» **What to do**
Whenever a line contains the string "arterial", copy it out of the entries.

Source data

=====

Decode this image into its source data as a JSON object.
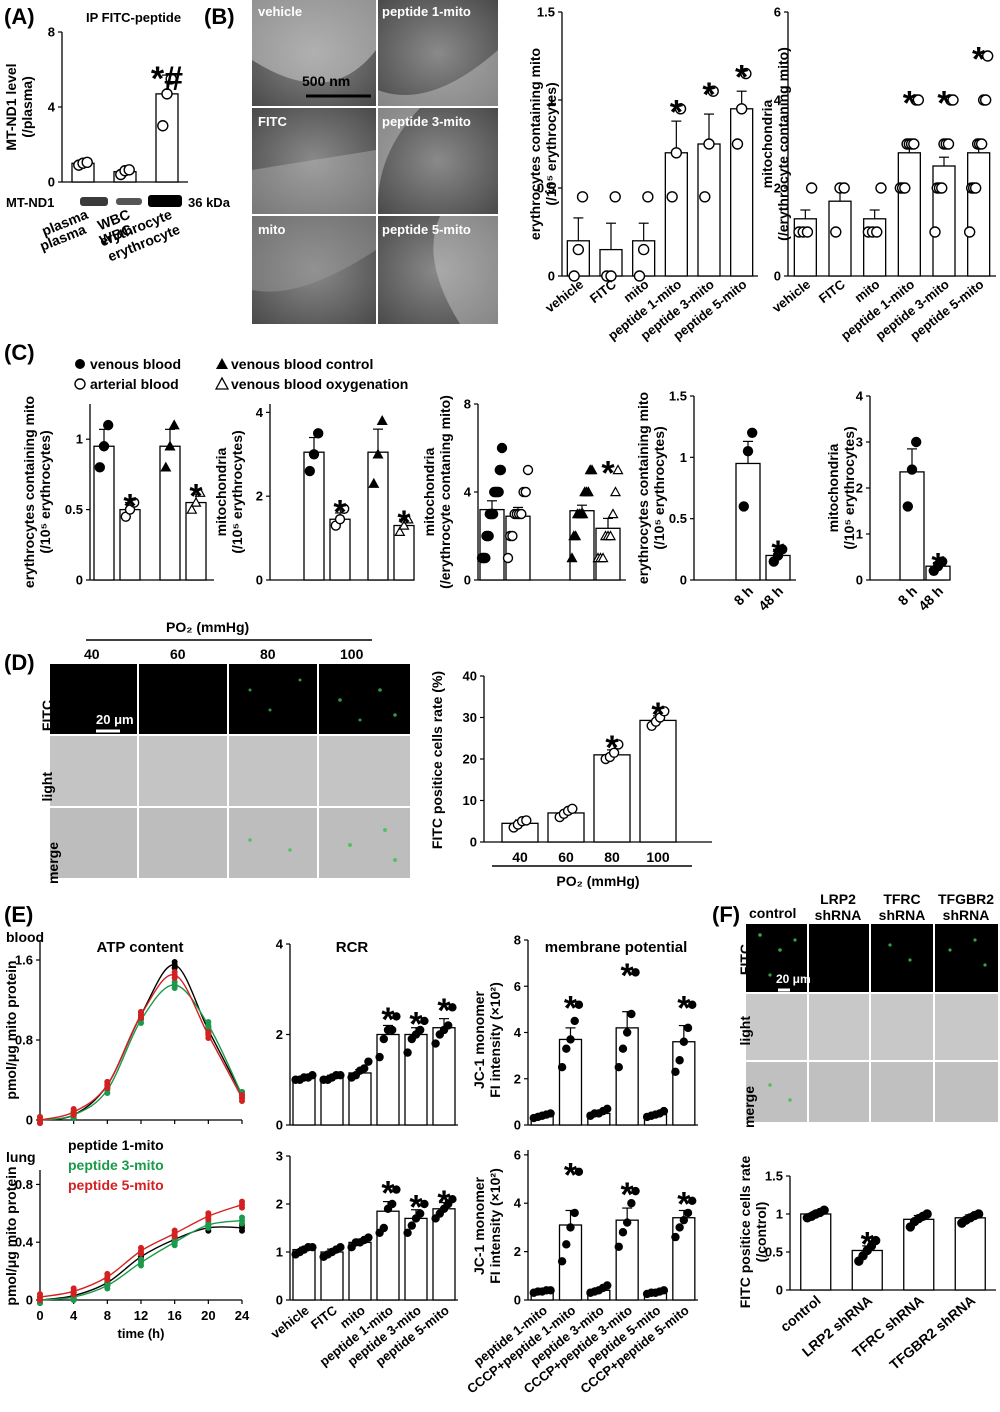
{
  "panels": {
    "A": "(A)",
    "B": "(B)",
    "C": "(C)",
    "D": "(D)",
    "E": "(E)",
    "F": "(F)"
  },
  "panelA": {
    "title": "IP FITC-peptide",
    "blot_label": "MT-ND1",
    "kda": "36 kDa",
    "star": "*#"
  },
  "panelB_images": {
    "vehicle": "vehicle",
    "p1": "peptide 1-mito",
    "fitc": "FITC",
    "p3": "peptide 3-mito",
    "mito": "mito",
    "p5": "peptide 5-mito",
    "scale": "500 nm"
  },
  "panelC_legend": {
    "venous": "venous blood",
    "arterial": "arterial blood",
    "control": "venous blood control",
    "oxy": "venous blood oxygenation"
  },
  "panelD": {
    "header": "PO₂ (mmHg)",
    "cols": [
      "40",
      "60",
      "80",
      "100"
    ],
    "rows": [
      "FITC",
      "light",
      "merge"
    ],
    "scale": "20 μm"
  },
  "panelE": {
    "row1": "blood",
    "row2": "lung",
    "legend": [
      {
        "name": "peptide 1-mito",
        "color": "#000000"
      },
      {
        "name": "peptide 3-mito",
        "color": "#1a9a4a"
      },
      {
        "name": "peptide 5-mito",
        "color": "#d42020"
      }
    ]
  },
  "panelF_images": {
    "cols": [
      "control",
      "LRP2\nshRNA",
      "TFRC\nshRNA",
      "TFGBR2\nshRNA"
    ],
    "rows": [
      "FITC",
      "light",
      "merge"
    ],
    "scale": "20 μm"
  },
  "chart_data": [
    {
      "id": "A",
      "type": "bar",
      "categories": [
        "plasma",
        "WBC",
        "erythrocyte"
      ],
      "values": [
        1.0,
        0.55,
        4.7
      ],
      "errors": [
        0.1,
        0.15,
        1.0
      ],
      "points": [
        [
          0.9,
          1.0,
          1.05
        ],
        [
          0.4,
          0.6,
          0.65
        ],
        [
          3.0,
          4.7,
          5.5
        ]
      ],
      "ylabel": "MT-ND1 level\n(/plasma)",
      "ylim": [
        0,
        8
      ],
      "yticks": [
        0,
        4,
        8
      ],
      "stars": [
        "",
        "",
        "*#"
      ],
      "marker": "open"
    },
    {
      "id": "B1",
      "type": "bar",
      "categories": [
        "vehicle",
        "FITC",
        "mito",
        "peptide 1-mito",
        "peptide 3-mito",
        "peptide 5-mito"
      ],
      "values": [
        0.2,
        0.15,
        0.2,
        0.7,
        0.75,
        0.95
      ],
      "errors": [
        0.13,
        0.15,
        0.1,
        0.18,
        0.17,
        0.1
      ],
      "points": [
        [
          0,
          0.15,
          0.45
        ],
        [
          0,
          0,
          0.45
        ],
        [
          0,
          0.15,
          0.45
        ],
        [
          0.45,
          0.7,
          0.95
        ],
        [
          0.45,
          0.75,
          1.05
        ],
        [
          0.75,
          0.95,
          1.15
        ]
      ],
      "ylabel": "erythrocytes containing mito\n(/10⁵ erythrocytes)",
      "ylim": [
        0,
        1.5
      ],
      "yticks": [
        0,
        0.5,
        1.0,
        1.5
      ],
      "stars": [
        "",
        "",
        "",
        "*",
        "*",
        "*"
      ],
      "marker": "open"
    },
    {
      "id": "B2",
      "type": "bar",
      "categories": [
        "vehicle",
        "FITC",
        "mito",
        "peptide 1-mito",
        "peptide 3-mito",
        "peptide 5-mito"
      ],
      "values": [
        1.3,
        1.7,
        1.3,
        2.8,
        2.5,
        2.8
      ],
      "errors": [
        0.2,
        0.3,
        0.2,
        0.2,
        0.2,
        0.25
      ],
      "points": [
        [
          1,
          1,
          1,
          2
        ],
        [
          1,
          2,
          2
        ],
        [
          1,
          1,
          1,
          2
        ],
        [
          2,
          2,
          2,
          3,
          3,
          3,
          3,
          4,
          4
        ],
        [
          1,
          2,
          2,
          2,
          3,
          3,
          3,
          4,
          4
        ],
        [
          1,
          2,
          2,
          2,
          3,
          3,
          3,
          4,
          4,
          5
        ]
      ],
      "ylabel": "mitochondria\n(/erythrocyte contaning mito)",
      "ylim": [
        0,
        6
      ],
      "yticks": [
        0,
        2,
        4,
        6
      ],
      "stars": [
        "",
        "",
        "",
        "*",
        "*",
        "*"
      ],
      "marker": "open"
    },
    {
      "id": "C1",
      "type": "bar",
      "groups": [
        [
          "venous blood",
          "arterial blood"
        ],
        [
          "venous blood control",
          "venous blood oxygenation"
        ]
      ],
      "values": [
        0.95,
        0.5,
        0.95,
        0.55
      ],
      "errors": [
        0.12,
        0.05,
        0.12,
        0.06
      ],
      "points": [
        [
          0.8,
          0.95,
          1.1
        ],
        [
          0.45,
          0.5,
          0.55
        ],
        [
          0.8,
          0.95,
          1.1
        ],
        [
          0.5,
          0.55,
          0.62
        ]
      ],
      "markers": [
        "fill-circle",
        "open-circle",
        "fill-tri",
        "open-tri"
      ],
      "ylabel": "erythrocytes containing mito\n(/10⁵ erythrocytes)",
      "ylim": [
        0,
        1.25
      ],
      "yticks": [
        0,
        0.5,
        1.0
      ],
      "stars": [
        "",
        "*",
        "",
        "*"
      ]
    },
    {
      "id": "C2",
      "type": "bar",
      "values": [
        3.05,
        1.45,
        3.05,
        1.3
      ],
      "errors": [
        0.35,
        0.15,
        0.55,
        0.15
      ],
      "points": [
        [
          2.6,
          3.0,
          3.5
        ],
        [
          1.3,
          1.45,
          1.7
        ],
        [
          2.3,
          3.0,
          3.8
        ],
        [
          1.15,
          1.3,
          1.45
        ]
      ],
      "markers": [
        "fill-circle",
        "open-circle",
        "fill-tri",
        "open-tri"
      ],
      "ylabel": "mitochondria\n(/10⁵ erythrocytes)",
      "ylim": [
        0,
        4.2
      ],
      "yticks": [
        0,
        2,
        4
      ],
      "stars": [
        "",
        "*",
        "",
        "*"
      ]
    },
    {
      "id": "C3",
      "type": "bar",
      "values": [
        3.2,
        2.9,
        3.15,
        2.35
      ],
      "errors": [
        0.4,
        0.4,
        0.25,
        0.45
      ],
      "points": [
        [
          1,
          1,
          1,
          1,
          2,
          2,
          2,
          3,
          3,
          3,
          3,
          4,
          4,
          4,
          4,
          4,
          5,
          5,
          6
        ],
        [
          1,
          2,
          2,
          3,
          3,
          3,
          3,
          4,
          4,
          5
        ],
        [
          1,
          2,
          2,
          3,
          3,
          3,
          3,
          4,
          4,
          4,
          5,
          5
        ],
        [
          1,
          1,
          1,
          2,
          2,
          2,
          3,
          4,
          5
        ]
      ],
      "markers": [
        "fill-circle",
        "open-circle",
        "fill-tri",
        "open-tri"
      ],
      "ylabel": "mitochondria\n(/erythrocyte contaning mito)",
      "ylim": [
        0,
        8
      ],
      "yticks": [
        0,
        4,
        8
      ],
      "stars": [
        "",
        "",
        "",
        "*"
      ]
    },
    {
      "id": "C4",
      "type": "bar",
      "categories": [
        "8 h",
        "48 h"
      ],
      "values": [
        0.95,
        0.2
      ],
      "errors": [
        0.18,
        0.05
      ],
      "points": [
        [
          0.6,
          1.05,
          1.2
        ],
        [
          0.15,
          0.2,
          0.25
        ]
      ],
      "markers": [
        "fill-circle",
        "fill-circle"
      ],
      "ylabel": "erythrocytes containing mito\n(/10⁵ erythrocytes)",
      "ylim": [
        0,
        1.5
      ],
      "yticks": [
        0,
        0.5,
        1.0,
        1.5
      ],
      "stars": [
        "",
        "*"
      ]
    },
    {
      "id": "C5",
      "type": "bar",
      "categories": [
        "8 h",
        "48 h"
      ],
      "values": [
        2.35,
        0.3
      ],
      "errors": [
        0.5,
        0.08
      ],
      "points": [
        [
          1.6,
          2.4,
          3.0
        ],
        [
          0.2,
          0.3,
          0.4
        ]
      ],
      "markers": [
        "fill-circle",
        "fill-circle"
      ],
      "ylabel": "mitochondria\n(/10⁵ erythrocytes)",
      "ylim": [
        0,
        4
      ],
      "yticks": [
        0,
        1,
        2,
        3,
        4
      ],
      "stars": [
        "",
        "*"
      ]
    },
    {
      "id": "D",
      "type": "bar",
      "categories": [
        "40",
        "60",
        "80",
        "100"
      ],
      "values": [
        4.5,
        7.0,
        21,
        29.3
      ],
      "errors": [
        0.8,
        0.7,
        1.2,
        1.1
      ],
      "points": [
        [
          3.5,
          4.2,
          5.0,
          5.2
        ],
        [
          6.0,
          6.8,
          7.5,
          8.0
        ],
        [
          20,
          20.5,
          21.5,
          23.5
        ],
        [
          28,
          29,
          30,
          31.5
        ]
      ],
      "marker": "open",
      "ylabel": "FITC positice cells rate (%)",
      "xlabel": "PO₂ (mmHg)",
      "ylim": [
        0,
        40
      ],
      "yticks": [
        0,
        10,
        20,
        30,
        40
      ],
      "stars": [
        "",
        "",
        "*",
        "*"
      ]
    },
    {
      "id": "E1",
      "type": "line",
      "title": "ATP content",
      "ylabel": "pmol/μg mito protein",
      "ylim": [
        0,
        1.8
      ],
      "yticks": [
        0,
        0.8,
        1.6
      ],
      "yticklabels": [
        "0",
        "0.8",
        "1.6"
      ],
      "x": [
        0,
        4,
        8,
        12,
        16,
        20,
        24
      ],
      "xlim": [
        0,
        24
      ],
      "series": [
        {
          "name": "peptide 1-mito",
          "values": [
            0,
            0.05,
            0.35,
            1.05,
            1.55,
            0.9,
            0.25
          ]
        },
        {
          "name": "peptide 3-mito",
          "values": [
            0,
            0.05,
            0.3,
            1.0,
            1.35,
            0.95,
            0.25
          ]
        },
        {
          "name": "peptide 5-mito",
          "values": [
            0,
            0.08,
            0.35,
            1.05,
            1.45,
            0.85,
            0.22
          ]
        }
      ]
    },
    {
      "id": "E2",
      "type": "bar",
      "title": "RCR",
      "categories": [
        "vehicle",
        "FITC",
        "mito",
        "peptide 1-mito",
        "peptide 3-mito",
        "peptide 5-mito"
      ],
      "values": [
        1.05,
        1.05,
        1.15,
        2.0,
        2.0,
        2.15
      ],
      "errors": [
        0.03,
        0.05,
        0.07,
        0.2,
        0.15,
        0.2
      ],
      "points": [
        [
          1.0,
          1.0,
          1.05,
          1.05,
          1.1
        ],
        [
          1.0,
          1.0,
          1.05,
          1.1,
          1.1
        ],
        [
          1.05,
          1.1,
          1.2,
          1.25,
          1.4
        ],
        [
          1.5,
          1.9,
          2.1,
          2.1,
          2.4
        ],
        [
          1.6,
          1.9,
          2.0,
          2.1,
          2.3
        ],
        [
          1.8,
          2.0,
          2.1,
          2.2,
          2.6
        ]
      ],
      "marker": "fill",
      "ylim": [
        0,
        4
      ],
      "yticks": [
        0,
        2,
        4
      ],
      "stars": [
        "",
        "",
        "",
        "*",
        "*",
        "*"
      ]
    },
    {
      "id": "E3",
      "type": "bar",
      "title": "membrane potential",
      "categories": [
        "peptide 1-mito",
        "CCCP+peptide 1-mito",
        "peptide 3-mito",
        "CCCP+peptide 3-mito",
        "peptide 5-mito",
        "CCCP+peptide 5-mito"
      ],
      "values": [
        0.4,
        3.7,
        0.5,
        4.2,
        0.45,
        3.6
      ],
      "errors": [
        0.1,
        0.5,
        0.1,
        0.7,
        0.1,
        0.7
      ],
      "points": [
        [
          0.3,
          0.35,
          0.4,
          0.45,
          0.5
        ],
        [
          2.5,
          3.3,
          3.7,
          4.5,
          5.2
        ],
        [
          0.4,
          0.5,
          0.5,
          0.6,
          0.7
        ],
        [
          2.5,
          3.3,
          4.0,
          4.8,
          6.6
        ],
        [
          0.35,
          0.4,
          0.45,
          0.5,
          0.6
        ],
        [
          2.3,
          2.8,
          3.6,
          4.2,
          5.2
        ]
      ],
      "marker": "fill",
      "ylabel": "JC-1 monomer\nFI intensity (×10²)",
      "ylim": [
        0,
        8
      ],
      "yticks": [
        0,
        2,
        4,
        6,
        8
      ],
      "stars": [
        "",
        "*",
        "",
        "*",
        "",
        "*"
      ]
    },
    {
      "id": "E4",
      "type": "line",
      "ylabel": "pmol/μg mito protein",
      "ylim": [
        0,
        0.9
      ],
      "yticks": [
        0,
        0.4,
        0.8
      ],
      "yticklabels": [
        "0",
        "0.4",
        "0.8"
      ],
      "x": [
        0,
        4,
        8,
        12,
        16,
        20,
        24
      ],
      "xlim": [
        0,
        24
      ],
      "xlabel": "time (h)",
      "xticks": [
        0,
        4,
        8,
        12,
        16,
        20,
        24
      ],
      "series": [
        {
          "name": "peptide 1-mito",
          "values": [
            0.0,
            0.03,
            0.12,
            0.3,
            0.42,
            0.5,
            0.5
          ]
        },
        {
          "name": "peptide 3-mito",
          "values": [
            0.0,
            0.02,
            0.1,
            0.26,
            0.4,
            0.52,
            0.55
          ]
        },
        {
          "name": "peptide 5-mito",
          "values": [
            0.02,
            0.06,
            0.16,
            0.34,
            0.46,
            0.58,
            0.66
          ]
        }
      ]
    },
    {
      "id": "E5",
      "type": "bar",
      "categories": [
        "vehicle",
        "FITC",
        "mito",
        "peptide 1-mito",
        "peptide 3-mito",
        "peptide 5-mito"
      ],
      "values": [
        1.05,
        1.0,
        1.2,
        1.85,
        1.7,
        1.9
      ],
      "errors": [
        0.05,
        0.06,
        0.07,
        0.2,
        0.18,
        0.13
      ],
      "points": [
        [
          0.95,
          1.0,
          1.05,
          1.1,
          1.1
        ],
        [
          0.9,
          0.95,
          1.0,
          1.05,
          1.1
        ],
        [
          1.1,
          1.2,
          1.2,
          1.25,
          1.3
        ],
        [
          1.4,
          1.5,
          1.9,
          2.0,
          2.3
        ],
        [
          1.4,
          1.55,
          1.7,
          1.8,
          2.0
        ],
        [
          1.7,
          1.8,
          1.9,
          2.0,
          2.1
        ]
      ],
      "marker": "fill",
      "ylim": [
        0,
        3
      ],
      "yticks": [
        0,
        1,
        2,
        3
      ],
      "stars": [
        "",
        "",
        "",
        "*",
        "*",
        "*"
      ]
    },
    {
      "id": "E6",
      "type": "bar",
      "categories": [
        "peptide 1-mito",
        "CCCP+peptide 1-mito",
        "peptide 3-mito",
        "CCCP+peptide 3-mito",
        "peptide 5-mito",
        "CCCP+peptide 5-mito"
      ],
      "values": [
        0.35,
        3.1,
        0.4,
        3.3,
        0.3,
        3.4
      ],
      "errors": [
        0.05,
        0.6,
        0.1,
        0.5,
        0.05,
        0.3
      ],
      "points": [
        [
          0.3,
          0.35,
          0.35,
          0.4,
          0.4
        ],
        [
          1.6,
          2.3,
          3.0,
          3.6,
          5.3
        ],
        [
          0.3,
          0.35,
          0.4,
          0.5,
          0.6
        ],
        [
          2.2,
          2.8,
          3.2,
          4.0,
          4.5
        ],
        [
          0.25,
          0.3,
          0.3,
          0.35,
          0.4
        ],
        [
          2.6,
          3.0,
          3.3,
          3.6,
          4.1
        ]
      ],
      "marker": "fill",
      "ylabel": "JC-1 monomer\nFI intensity (×10²)",
      "ylim": [
        0,
        6.2
      ],
      "yticks": [
        0,
        2,
        4,
        6
      ],
      "stars": [
        "",
        "*",
        "",
        "*",
        "",
        "*"
      ]
    },
    {
      "id": "F",
      "type": "bar",
      "categories": [
        "control",
        "LRP2 shRNA",
        "TFRC shRNA",
        "TFGBR2 shRNA"
      ],
      "values": [
        1.0,
        0.52,
        0.93,
        0.95
      ],
      "errors": [
        0.03,
        0.06,
        0.05,
        0.04
      ],
      "points": [
        [
          0.95,
          0.97,
          1.0,
          1.02,
          1.05
        ],
        [
          0.38,
          0.45,
          0.52,
          0.58,
          0.65
        ],
        [
          0.83,
          0.9,
          0.94,
          0.97,
          1.0
        ],
        [
          0.88,
          0.92,
          0.95,
          0.98,
          1.0
        ]
      ],
      "marker": "fill",
      "ylabel": "FITC positice cells rate\n(/control)",
      "ylim": [
        0,
        1.5
      ],
      "yticks": [
        0,
        0.5,
        1.0,
        1.5
      ],
      "stars": [
        "",
        "*",
        "",
        ""
      ]
    }
  ]
}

=====

» **Task answer**
    "arterial": "arterial blood",
          "arterial blood"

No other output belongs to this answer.